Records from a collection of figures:

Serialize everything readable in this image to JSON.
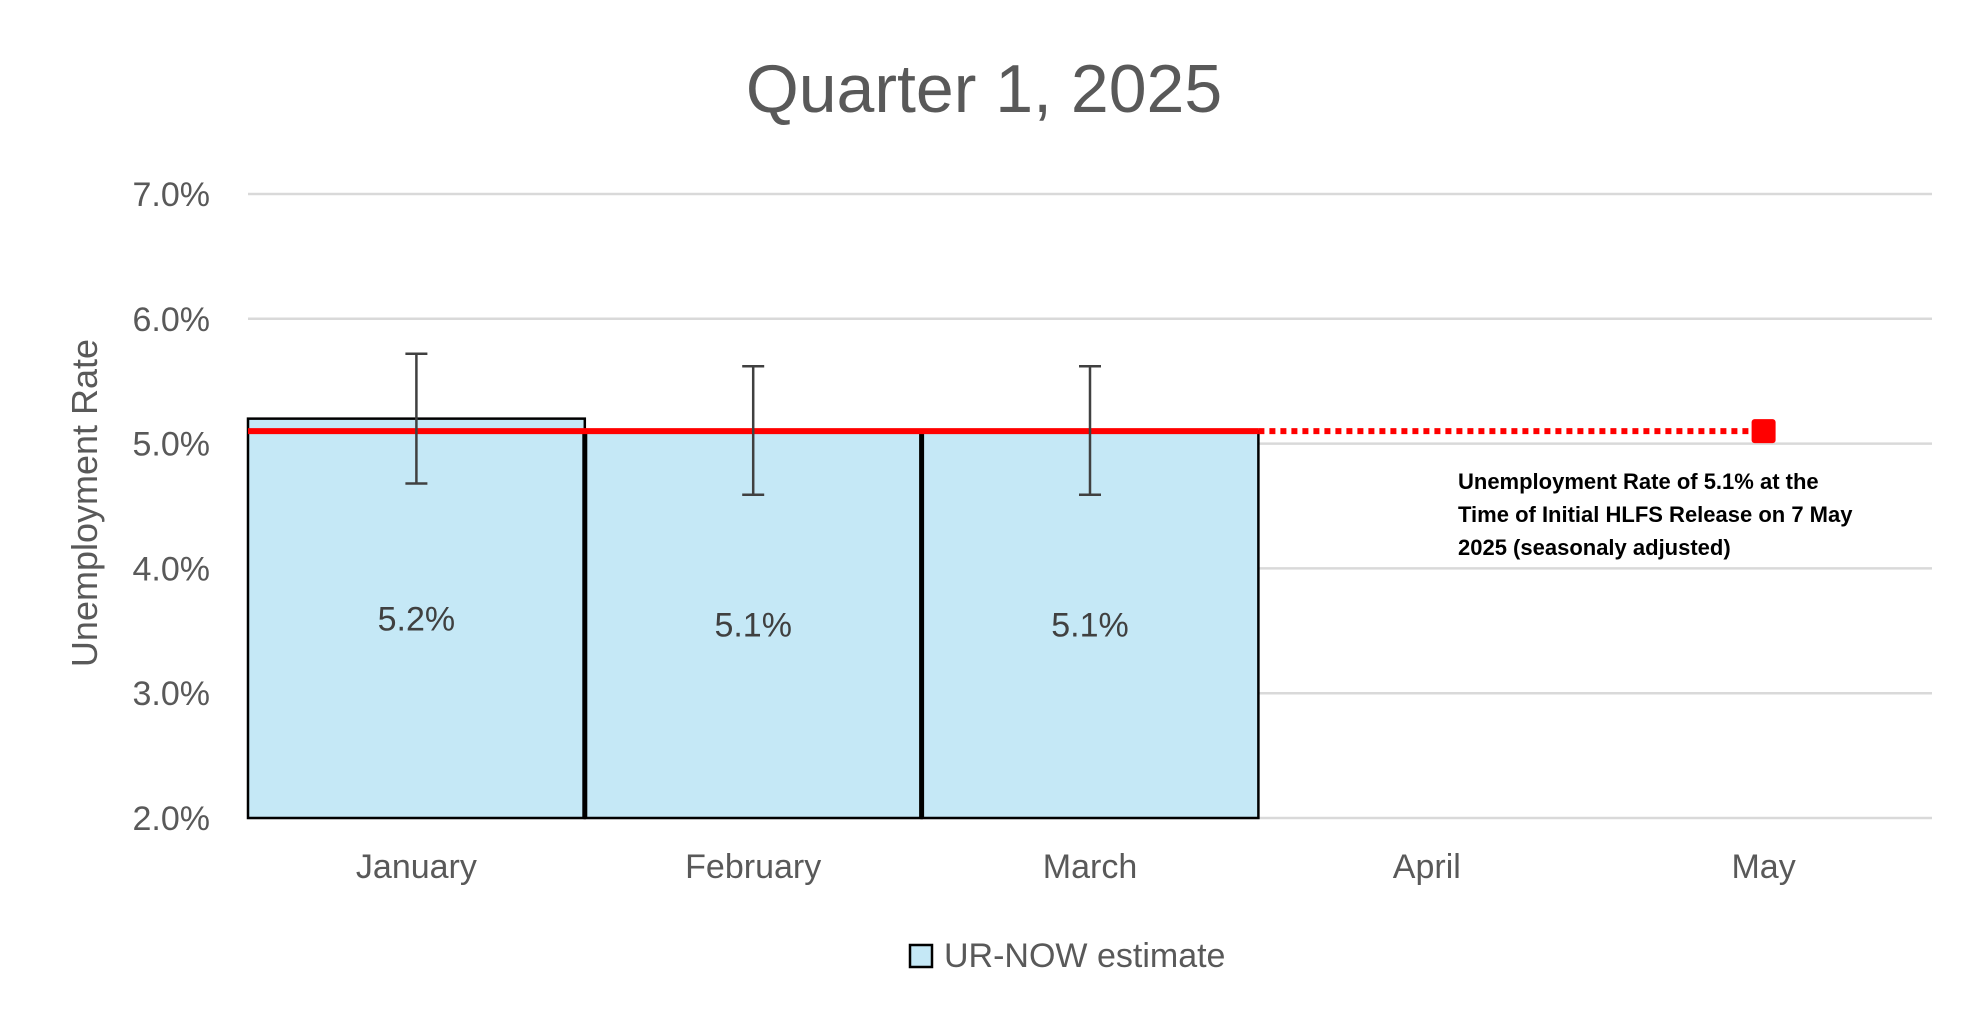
{
  "chart_data": {
    "type": "bar",
    "title": "Quarter 1, 2025",
    "xlabel": "",
    "ylabel": "Unemployment Rate",
    "categories": [
      "January",
      "February",
      "March",
      "April",
      "May"
    ],
    "series": [
      {
        "name": "UR-NOW estimate",
        "values": [
          5.2,
          5.1,
          5.1,
          null,
          null
        ],
        "labels": [
          "5.2%",
          "5.1%",
          "5.1%",
          "",
          ""
        ],
        "error_low": [
          4.68,
          4.59,
          4.59,
          null,
          null
        ],
        "error_high": [
          5.72,
          5.62,
          5.62,
          null,
          null
        ],
        "color": "#C5E8F6"
      }
    ],
    "reference_line": {
      "value": 5.1,
      "solid_until": "March",
      "dotted_until": "May",
      "color": "#FF0000",
      "annotation": [
        "Unemployment Rate of 5.1% at the",
        "Time of Initial HLFS Release on 7 May",
        "2025 (seasonaly adjusted)"
      ]
    },
    "ylim": [
      2.0,
      7.0
    ],
    "yticks": [
      "7.0%",
      "6.0%",
      "5.0%",
      "4.0%",
      "3.0%",
      "2.0%"
    ],
    "ytick_values": [
      7.0,
      6.0,
      5.0,
      4.0,
      3.0,
      2.0
    ],
    "grid": true,
    "legend": "bottom"
  }
}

§ Stated goal
Retype the data above exactly; pictures are not part of the copy.

§ Response below
Serialize everything readable in this image to JSON.
{
  "chart_data": {
    "type": "bar",
    "title": "Quarter 1, 2025",
    "xlabel": "",
    "ylabel": "Unemployment Rate",
    "categories": [
      "January",
      "February",
      "March",
      "April",
      "May"
    ],
    "series": [
      {
        "name": "UR-NOW estimate",
        "values": [
          5.2,
          5.1,
          5.1,
          null,
          null
        ],
        "labels": [
          "5.2%",
          "5.1%",
          "5.1%",
          "",
          ""
        ],
        "error_low": [
          4.68,
          4.59,
          4.59,
          null,
          null
        ],
        "error_high": [
          5.72,
          5.62,
          5.62,
          null,
          null
        ],
        "color": "#C5E8F6"
      }
    ],
    "reference_line": {
      "value": 5.1,
      "solid_until": "March",
      "dotted_until": "May",
      "color": "#FF0000",
      "annotation": [
        "Unemployment Rate of 5.1% at the",
        "Time of Initial HLFS Release on 7 May",
        "2025 (seasonaly adjusted)"
      ]
    },
    "ylim": [
      2.0,
      7.0
    ],
    "yticks": [
      "7.0%",
      "6.0%",
      "5.0%",
      "4.0%",
      "3.0%",
      "2.0%"
    ],
    "ytick_values": [
      7.0,
      6.0,
      5.0,
      4.0,
      3.0,
      2.0
    ],
    "grid": true,
    "legend": "bottom"
  }
}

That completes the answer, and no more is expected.